**STORED RECORDS**

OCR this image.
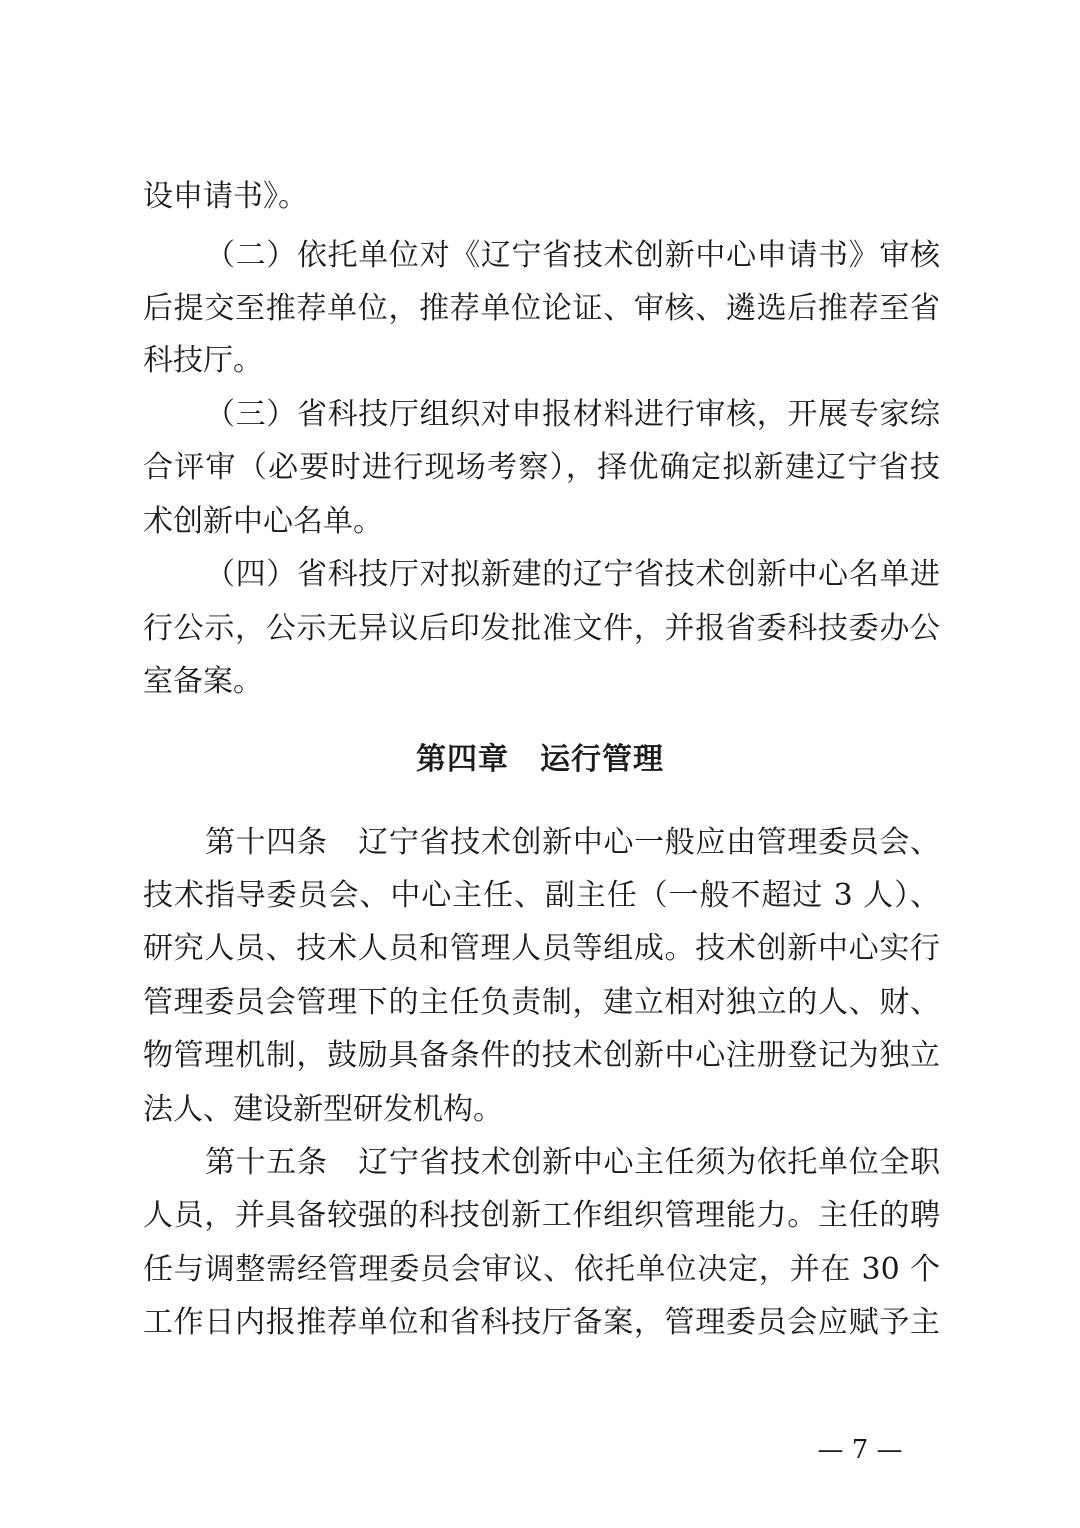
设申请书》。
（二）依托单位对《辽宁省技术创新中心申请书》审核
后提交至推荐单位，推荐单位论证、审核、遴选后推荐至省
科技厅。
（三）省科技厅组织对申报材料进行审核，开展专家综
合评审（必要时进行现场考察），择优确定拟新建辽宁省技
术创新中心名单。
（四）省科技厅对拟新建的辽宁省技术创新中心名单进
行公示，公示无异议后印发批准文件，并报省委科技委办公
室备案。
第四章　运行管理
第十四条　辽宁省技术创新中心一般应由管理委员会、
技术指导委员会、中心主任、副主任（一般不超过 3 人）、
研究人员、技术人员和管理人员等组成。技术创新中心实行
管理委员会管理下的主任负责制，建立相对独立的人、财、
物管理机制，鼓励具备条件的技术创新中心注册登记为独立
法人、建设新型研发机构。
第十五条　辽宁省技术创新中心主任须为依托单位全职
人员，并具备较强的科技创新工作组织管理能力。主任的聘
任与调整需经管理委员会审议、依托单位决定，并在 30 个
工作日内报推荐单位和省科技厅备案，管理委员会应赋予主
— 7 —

**CHALLENGE**
Using the material above, retype each entry exactly and omit the pictures.

**WORKED ANSWER**
OCR this image.
设申请书》。
（二）依托单位对《辽宁省技术创新中心申请书》审核
后提交至推荐单位，推荐单位论证、审核、遴选后推荐至省
科技厅。
（三）省科技厅组织对申报材料进行审核，开展专家综
合评审（必要时进行现场考察），择优确定拟新建辽宁省技
术创新中心名单。
（四）省科技厅对拟新建的辽宁省技术创新中心名单进
行公示，公示无异议后印发批准文件，并报省委科技委办公
室备案。
第四章　运行管理
第十四条　辽宁省技术创新中心一般应由管理委员会、
技术指导委员会、中心主任、副主任（一般不超过 3 人）、
研究人员、技术人员和管理人员等组成。技术创新中心实行
管理委员会管理下的主任负责制，建立相对独立的人、财、
物管理机制，鼓励具备条件的技术创新中心注册登记为独立
法人、建设新型研发机构。
第十五条　辽宁省技术创新中心主任须为依托单位全职
人员，并具备较强的科技创新工作组织管理能力。主任的聘
任与调整需经管理委员会审议、依托单位决定，并在 30 个
工作日内报推荐单位和省科技厅备案，管理委员会应赋予主
— 7 —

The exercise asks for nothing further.